[Stored data]
## start
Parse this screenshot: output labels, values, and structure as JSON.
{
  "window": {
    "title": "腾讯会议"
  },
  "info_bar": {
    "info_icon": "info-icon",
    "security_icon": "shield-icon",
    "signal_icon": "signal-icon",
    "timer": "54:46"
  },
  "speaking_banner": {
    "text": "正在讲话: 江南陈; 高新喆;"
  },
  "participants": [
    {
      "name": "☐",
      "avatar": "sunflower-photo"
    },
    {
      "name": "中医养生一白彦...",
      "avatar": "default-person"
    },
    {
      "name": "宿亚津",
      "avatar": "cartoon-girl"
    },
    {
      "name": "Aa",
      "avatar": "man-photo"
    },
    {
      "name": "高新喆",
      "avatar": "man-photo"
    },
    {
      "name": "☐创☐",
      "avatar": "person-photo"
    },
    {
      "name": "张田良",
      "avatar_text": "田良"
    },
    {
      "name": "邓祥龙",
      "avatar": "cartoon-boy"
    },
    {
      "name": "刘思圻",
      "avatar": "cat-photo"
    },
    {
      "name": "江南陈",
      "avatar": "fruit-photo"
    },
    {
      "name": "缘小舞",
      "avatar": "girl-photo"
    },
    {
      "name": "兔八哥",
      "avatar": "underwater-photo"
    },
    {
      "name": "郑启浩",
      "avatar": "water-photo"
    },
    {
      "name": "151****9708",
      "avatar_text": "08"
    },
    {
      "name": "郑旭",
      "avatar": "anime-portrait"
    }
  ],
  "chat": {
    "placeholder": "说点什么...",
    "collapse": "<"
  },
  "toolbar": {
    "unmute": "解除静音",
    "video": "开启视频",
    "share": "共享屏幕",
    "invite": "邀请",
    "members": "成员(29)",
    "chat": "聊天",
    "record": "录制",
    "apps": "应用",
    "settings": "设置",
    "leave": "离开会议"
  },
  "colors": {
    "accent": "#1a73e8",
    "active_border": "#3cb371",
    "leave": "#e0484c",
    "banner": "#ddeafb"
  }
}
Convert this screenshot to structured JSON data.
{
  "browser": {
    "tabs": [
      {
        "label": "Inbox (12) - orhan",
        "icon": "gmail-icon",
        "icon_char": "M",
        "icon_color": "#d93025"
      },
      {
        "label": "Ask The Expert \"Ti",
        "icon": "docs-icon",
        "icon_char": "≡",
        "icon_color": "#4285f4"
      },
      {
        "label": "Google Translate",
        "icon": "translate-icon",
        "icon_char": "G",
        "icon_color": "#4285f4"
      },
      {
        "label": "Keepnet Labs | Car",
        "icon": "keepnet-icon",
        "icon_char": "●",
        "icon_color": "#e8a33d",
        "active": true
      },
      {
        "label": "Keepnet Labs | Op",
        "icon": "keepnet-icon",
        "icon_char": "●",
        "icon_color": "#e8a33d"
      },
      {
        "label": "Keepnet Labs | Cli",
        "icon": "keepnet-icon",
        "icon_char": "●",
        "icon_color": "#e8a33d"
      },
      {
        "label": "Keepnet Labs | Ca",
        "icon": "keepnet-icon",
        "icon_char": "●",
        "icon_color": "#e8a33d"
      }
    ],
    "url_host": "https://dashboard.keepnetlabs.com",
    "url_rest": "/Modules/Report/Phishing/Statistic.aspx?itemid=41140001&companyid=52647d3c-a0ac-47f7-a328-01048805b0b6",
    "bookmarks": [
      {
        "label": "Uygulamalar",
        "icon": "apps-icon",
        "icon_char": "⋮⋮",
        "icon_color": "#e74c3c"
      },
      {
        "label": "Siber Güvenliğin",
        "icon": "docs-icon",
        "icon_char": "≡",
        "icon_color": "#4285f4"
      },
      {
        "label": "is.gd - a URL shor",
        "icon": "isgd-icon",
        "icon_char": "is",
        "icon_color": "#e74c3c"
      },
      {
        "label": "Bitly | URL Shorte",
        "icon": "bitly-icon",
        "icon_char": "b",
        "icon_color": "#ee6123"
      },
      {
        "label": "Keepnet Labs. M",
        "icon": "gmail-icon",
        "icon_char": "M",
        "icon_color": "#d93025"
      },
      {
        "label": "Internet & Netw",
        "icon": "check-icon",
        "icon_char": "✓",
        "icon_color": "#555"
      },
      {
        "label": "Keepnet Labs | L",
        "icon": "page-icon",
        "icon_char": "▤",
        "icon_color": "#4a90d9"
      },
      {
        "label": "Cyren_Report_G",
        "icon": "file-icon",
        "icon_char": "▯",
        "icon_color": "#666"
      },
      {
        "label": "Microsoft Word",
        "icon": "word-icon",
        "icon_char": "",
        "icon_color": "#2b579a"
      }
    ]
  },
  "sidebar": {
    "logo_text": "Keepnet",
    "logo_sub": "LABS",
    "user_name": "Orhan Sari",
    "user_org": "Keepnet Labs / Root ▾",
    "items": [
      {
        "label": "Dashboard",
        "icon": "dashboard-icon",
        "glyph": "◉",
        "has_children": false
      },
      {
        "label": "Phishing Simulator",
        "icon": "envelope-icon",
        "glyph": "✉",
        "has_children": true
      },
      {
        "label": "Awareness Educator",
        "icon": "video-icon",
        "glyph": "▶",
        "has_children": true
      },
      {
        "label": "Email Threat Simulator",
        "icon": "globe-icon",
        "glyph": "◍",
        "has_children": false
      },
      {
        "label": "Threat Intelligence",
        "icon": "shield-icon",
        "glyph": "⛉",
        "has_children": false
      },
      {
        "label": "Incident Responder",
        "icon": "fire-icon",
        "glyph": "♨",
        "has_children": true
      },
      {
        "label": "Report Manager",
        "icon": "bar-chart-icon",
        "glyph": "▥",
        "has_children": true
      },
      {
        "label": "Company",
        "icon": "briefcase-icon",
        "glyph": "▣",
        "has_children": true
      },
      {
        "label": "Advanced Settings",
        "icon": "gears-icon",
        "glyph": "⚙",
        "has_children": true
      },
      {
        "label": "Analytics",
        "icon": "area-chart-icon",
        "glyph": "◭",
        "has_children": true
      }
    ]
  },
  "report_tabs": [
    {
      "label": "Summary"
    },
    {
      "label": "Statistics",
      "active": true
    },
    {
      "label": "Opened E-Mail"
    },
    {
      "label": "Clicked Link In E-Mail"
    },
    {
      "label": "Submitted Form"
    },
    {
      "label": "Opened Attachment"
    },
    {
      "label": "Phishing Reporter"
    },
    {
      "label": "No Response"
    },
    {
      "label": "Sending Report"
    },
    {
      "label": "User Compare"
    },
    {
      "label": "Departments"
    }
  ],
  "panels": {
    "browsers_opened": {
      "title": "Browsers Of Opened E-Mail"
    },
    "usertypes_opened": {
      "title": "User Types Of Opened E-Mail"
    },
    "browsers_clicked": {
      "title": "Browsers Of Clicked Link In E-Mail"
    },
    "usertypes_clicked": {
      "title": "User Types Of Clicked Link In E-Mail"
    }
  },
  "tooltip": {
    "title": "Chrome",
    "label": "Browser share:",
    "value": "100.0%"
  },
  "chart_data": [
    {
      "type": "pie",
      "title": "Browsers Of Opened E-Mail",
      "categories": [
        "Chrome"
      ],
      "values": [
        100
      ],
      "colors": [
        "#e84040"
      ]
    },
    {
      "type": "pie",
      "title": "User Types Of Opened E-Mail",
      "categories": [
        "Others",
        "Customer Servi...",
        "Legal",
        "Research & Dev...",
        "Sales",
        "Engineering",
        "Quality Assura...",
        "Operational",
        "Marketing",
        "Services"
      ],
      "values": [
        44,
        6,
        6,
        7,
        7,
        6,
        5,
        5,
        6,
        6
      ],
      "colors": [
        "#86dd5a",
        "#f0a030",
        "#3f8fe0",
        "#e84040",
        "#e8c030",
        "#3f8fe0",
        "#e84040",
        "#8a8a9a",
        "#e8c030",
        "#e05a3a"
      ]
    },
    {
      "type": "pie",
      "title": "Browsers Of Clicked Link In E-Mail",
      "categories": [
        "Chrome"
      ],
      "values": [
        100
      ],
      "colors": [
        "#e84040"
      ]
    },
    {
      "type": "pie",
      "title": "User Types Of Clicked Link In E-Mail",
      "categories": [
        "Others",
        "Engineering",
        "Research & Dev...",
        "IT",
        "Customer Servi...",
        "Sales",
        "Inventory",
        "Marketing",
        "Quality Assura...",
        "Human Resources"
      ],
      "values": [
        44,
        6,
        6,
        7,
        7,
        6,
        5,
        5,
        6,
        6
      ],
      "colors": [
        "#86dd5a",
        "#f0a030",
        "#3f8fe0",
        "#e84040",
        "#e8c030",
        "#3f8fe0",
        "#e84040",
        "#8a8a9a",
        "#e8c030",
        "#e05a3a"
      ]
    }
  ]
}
## end
Find all lines with "this" in them and copy each one.

▶ **Correct answer**:
Parse this screenshot: output labels, values, and structure as JSON.
Convert this screenshot to structured JSON data.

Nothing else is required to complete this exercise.